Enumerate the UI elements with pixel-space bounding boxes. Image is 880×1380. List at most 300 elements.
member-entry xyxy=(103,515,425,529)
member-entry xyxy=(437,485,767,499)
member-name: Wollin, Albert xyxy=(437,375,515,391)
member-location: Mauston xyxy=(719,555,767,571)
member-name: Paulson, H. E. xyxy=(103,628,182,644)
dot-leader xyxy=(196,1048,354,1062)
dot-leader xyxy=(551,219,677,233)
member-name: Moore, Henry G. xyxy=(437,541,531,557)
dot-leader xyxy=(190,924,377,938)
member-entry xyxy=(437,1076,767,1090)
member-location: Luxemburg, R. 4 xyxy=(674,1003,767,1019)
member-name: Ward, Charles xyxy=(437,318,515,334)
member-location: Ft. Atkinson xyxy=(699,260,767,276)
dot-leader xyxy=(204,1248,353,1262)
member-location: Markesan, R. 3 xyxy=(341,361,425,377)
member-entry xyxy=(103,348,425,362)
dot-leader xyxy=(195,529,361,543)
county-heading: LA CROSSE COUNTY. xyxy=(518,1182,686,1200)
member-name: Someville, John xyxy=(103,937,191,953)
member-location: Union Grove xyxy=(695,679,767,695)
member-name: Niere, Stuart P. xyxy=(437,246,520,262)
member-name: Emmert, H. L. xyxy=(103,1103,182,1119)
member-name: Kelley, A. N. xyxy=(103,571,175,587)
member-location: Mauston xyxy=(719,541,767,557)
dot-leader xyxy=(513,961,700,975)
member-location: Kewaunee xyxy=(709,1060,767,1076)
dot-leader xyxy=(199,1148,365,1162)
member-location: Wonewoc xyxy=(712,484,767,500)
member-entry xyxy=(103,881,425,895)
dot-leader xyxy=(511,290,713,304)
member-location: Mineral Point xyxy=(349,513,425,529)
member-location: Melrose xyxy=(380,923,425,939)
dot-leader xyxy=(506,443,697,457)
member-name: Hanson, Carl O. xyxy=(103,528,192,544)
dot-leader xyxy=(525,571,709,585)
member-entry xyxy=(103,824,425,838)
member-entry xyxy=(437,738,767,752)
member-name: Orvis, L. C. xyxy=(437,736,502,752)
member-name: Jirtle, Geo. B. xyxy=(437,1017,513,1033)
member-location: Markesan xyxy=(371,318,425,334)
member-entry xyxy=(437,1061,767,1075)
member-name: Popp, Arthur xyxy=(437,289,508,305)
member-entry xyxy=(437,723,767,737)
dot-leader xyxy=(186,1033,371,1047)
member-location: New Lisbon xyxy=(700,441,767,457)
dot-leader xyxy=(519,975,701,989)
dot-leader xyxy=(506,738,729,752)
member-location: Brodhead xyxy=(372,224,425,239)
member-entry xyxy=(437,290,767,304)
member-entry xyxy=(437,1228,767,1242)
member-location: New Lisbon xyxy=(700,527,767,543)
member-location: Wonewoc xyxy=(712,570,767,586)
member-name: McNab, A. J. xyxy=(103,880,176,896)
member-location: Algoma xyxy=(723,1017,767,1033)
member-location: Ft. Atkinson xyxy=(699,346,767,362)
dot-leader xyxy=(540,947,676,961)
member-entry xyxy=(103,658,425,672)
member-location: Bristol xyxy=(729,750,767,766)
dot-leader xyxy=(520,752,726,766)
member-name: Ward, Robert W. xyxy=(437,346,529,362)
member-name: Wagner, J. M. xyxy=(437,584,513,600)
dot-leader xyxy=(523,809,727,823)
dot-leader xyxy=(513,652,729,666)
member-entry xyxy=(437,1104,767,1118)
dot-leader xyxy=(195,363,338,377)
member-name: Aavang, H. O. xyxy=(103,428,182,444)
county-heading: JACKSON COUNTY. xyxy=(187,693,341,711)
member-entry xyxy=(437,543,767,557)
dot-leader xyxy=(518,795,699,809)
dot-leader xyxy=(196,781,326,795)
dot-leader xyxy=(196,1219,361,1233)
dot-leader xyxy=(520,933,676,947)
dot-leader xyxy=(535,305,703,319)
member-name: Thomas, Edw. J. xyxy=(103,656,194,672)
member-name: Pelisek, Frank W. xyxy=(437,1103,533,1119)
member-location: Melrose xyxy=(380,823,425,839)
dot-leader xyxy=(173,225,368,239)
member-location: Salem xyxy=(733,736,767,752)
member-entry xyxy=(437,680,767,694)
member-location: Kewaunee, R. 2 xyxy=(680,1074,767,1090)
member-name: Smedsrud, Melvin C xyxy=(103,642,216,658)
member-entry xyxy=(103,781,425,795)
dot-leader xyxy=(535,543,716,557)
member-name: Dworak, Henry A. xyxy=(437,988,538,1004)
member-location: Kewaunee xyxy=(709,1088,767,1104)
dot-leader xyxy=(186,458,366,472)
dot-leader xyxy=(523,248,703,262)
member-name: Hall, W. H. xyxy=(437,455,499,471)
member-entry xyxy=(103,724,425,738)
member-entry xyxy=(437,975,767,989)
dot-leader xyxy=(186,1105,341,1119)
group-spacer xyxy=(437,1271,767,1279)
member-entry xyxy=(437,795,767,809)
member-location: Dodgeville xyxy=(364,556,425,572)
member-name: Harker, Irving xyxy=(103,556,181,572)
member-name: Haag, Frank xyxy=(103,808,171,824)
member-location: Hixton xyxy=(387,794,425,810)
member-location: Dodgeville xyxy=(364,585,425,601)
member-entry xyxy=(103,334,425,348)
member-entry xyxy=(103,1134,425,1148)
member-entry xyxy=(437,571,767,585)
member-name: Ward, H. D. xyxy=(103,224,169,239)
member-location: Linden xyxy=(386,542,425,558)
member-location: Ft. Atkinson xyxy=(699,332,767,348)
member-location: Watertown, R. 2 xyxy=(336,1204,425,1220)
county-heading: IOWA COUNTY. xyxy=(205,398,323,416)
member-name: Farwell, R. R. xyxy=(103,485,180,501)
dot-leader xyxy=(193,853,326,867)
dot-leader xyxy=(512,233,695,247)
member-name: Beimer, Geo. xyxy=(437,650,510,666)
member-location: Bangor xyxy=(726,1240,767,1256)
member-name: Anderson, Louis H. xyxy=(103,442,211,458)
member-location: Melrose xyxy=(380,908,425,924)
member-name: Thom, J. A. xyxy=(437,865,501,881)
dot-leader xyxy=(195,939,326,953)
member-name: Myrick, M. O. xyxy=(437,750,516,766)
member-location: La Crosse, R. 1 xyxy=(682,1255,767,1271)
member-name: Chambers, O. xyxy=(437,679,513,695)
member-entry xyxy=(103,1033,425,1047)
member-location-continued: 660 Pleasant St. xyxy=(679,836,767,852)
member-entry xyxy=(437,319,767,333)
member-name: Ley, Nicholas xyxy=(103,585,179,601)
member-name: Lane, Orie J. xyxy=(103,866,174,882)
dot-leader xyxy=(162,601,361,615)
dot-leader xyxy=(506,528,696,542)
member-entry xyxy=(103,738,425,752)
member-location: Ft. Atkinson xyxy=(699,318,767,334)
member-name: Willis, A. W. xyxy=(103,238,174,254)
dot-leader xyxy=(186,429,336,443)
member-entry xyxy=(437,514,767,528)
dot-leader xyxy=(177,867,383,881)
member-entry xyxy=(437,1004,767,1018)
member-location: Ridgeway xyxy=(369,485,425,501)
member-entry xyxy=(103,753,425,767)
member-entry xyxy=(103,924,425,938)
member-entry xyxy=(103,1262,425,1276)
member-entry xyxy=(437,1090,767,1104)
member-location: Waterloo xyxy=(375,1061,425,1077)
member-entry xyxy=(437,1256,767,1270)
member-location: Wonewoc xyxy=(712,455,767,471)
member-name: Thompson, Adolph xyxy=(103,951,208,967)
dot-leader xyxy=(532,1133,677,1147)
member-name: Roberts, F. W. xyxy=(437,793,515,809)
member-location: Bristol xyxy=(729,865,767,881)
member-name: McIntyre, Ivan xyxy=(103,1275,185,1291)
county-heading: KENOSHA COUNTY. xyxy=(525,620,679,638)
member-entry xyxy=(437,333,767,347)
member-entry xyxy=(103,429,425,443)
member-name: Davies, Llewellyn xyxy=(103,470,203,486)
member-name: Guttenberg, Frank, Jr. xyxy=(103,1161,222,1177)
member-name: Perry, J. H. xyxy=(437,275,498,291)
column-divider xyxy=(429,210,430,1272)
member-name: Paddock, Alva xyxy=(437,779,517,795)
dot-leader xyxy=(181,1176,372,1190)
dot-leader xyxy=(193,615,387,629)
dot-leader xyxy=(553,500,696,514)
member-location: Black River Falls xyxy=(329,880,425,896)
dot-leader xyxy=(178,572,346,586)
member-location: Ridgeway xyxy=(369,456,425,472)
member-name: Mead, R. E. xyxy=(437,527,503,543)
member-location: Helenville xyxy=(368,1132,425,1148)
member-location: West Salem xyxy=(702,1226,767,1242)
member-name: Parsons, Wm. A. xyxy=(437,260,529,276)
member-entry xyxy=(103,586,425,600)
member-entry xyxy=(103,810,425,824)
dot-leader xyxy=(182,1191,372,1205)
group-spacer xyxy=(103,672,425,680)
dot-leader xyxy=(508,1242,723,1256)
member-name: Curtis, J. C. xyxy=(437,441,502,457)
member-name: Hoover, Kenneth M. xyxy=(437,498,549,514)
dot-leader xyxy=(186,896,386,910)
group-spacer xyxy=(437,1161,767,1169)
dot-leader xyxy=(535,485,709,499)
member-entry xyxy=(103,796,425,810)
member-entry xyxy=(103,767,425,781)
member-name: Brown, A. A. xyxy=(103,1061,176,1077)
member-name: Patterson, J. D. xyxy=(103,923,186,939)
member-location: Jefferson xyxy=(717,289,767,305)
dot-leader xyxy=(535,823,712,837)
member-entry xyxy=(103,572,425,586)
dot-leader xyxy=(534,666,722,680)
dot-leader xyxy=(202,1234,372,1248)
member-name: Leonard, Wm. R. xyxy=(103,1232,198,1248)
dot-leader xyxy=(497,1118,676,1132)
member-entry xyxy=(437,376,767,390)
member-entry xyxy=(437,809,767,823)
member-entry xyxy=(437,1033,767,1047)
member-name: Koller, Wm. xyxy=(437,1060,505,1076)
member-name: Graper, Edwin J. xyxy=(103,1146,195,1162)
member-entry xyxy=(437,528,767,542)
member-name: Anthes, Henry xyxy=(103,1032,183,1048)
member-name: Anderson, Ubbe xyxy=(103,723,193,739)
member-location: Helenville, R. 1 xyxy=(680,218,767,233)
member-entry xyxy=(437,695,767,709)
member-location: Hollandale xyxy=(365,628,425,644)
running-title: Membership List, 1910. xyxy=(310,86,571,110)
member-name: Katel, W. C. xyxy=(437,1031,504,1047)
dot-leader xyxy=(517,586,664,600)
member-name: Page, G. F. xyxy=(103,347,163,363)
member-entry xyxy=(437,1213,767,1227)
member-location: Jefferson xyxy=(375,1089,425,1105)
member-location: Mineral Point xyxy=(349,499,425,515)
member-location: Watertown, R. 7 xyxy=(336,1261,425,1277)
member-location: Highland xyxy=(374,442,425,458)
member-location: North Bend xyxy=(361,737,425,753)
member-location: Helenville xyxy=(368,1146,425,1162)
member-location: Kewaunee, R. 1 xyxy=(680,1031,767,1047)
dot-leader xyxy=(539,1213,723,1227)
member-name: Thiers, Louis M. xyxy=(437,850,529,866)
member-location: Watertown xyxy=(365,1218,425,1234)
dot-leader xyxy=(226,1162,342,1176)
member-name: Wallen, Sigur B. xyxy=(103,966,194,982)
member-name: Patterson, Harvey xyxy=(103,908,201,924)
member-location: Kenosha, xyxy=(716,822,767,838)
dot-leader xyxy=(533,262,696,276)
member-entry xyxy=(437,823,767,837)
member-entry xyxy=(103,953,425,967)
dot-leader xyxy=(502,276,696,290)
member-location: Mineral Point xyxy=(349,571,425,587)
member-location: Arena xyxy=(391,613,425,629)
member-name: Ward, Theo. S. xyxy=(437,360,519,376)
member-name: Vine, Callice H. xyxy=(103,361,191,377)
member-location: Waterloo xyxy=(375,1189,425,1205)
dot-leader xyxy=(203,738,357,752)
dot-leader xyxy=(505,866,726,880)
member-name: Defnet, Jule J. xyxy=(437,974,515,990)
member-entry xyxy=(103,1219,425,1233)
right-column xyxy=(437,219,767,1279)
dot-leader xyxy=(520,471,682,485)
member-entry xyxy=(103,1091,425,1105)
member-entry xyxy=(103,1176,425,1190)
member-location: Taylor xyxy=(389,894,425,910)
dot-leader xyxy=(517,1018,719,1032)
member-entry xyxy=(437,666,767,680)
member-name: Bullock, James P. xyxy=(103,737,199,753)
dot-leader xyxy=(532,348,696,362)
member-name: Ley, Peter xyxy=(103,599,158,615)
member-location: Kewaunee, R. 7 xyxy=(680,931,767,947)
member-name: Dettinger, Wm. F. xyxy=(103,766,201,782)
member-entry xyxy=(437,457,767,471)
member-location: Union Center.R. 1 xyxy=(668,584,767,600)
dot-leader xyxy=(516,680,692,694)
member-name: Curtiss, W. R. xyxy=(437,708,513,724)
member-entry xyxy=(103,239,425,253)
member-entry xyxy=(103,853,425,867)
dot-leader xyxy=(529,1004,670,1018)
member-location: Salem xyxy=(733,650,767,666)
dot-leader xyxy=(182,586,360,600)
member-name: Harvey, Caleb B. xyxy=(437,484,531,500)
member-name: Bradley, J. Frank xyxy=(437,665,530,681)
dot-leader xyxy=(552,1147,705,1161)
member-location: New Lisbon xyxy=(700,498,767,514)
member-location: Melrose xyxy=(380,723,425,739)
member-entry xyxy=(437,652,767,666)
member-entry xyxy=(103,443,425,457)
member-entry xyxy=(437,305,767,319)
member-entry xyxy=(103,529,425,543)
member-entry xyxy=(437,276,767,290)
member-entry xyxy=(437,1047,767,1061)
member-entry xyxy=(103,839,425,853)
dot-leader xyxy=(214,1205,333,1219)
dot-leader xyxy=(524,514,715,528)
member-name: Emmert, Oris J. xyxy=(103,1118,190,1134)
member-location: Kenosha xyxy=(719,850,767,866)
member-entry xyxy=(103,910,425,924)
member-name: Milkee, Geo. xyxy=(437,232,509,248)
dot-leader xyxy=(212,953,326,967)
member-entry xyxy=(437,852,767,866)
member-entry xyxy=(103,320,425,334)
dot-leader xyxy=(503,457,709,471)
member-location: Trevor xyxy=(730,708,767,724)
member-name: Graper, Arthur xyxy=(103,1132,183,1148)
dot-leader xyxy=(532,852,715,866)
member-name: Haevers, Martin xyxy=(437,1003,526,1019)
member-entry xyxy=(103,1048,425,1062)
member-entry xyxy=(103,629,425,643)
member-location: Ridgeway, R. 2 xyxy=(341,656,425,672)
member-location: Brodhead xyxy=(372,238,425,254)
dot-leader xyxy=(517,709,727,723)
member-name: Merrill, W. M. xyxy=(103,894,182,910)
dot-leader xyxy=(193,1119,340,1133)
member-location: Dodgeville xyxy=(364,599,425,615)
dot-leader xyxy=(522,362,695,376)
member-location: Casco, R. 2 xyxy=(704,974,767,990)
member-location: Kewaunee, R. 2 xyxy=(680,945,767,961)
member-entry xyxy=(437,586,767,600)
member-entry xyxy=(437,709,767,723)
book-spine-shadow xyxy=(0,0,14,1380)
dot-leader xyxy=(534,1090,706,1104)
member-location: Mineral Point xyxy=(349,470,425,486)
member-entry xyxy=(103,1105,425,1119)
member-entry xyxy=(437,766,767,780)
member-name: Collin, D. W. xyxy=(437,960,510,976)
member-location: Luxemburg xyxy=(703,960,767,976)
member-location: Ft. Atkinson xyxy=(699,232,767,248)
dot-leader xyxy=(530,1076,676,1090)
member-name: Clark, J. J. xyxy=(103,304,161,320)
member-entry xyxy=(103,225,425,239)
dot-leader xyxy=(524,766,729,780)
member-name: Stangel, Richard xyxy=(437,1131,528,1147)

════════

The problem >> Return everything from the start of the records above down to the line containing "member-location: Mauston xyxy=(719,555,767,571)", both ends included, with each line copied without any change.

Result below >>
Enumerate the UI elements with pixel-space bounding boxes. Image is 880×1380. List at most 300 elements.
member-entry xyxy=(103,515,425,529)
member-entry xyxy=(437,485,767,499)
member-name: Wollin, Albert xyxy=(437,375,515,391)
member-location: Mauston xyxy=(719,555,767,571)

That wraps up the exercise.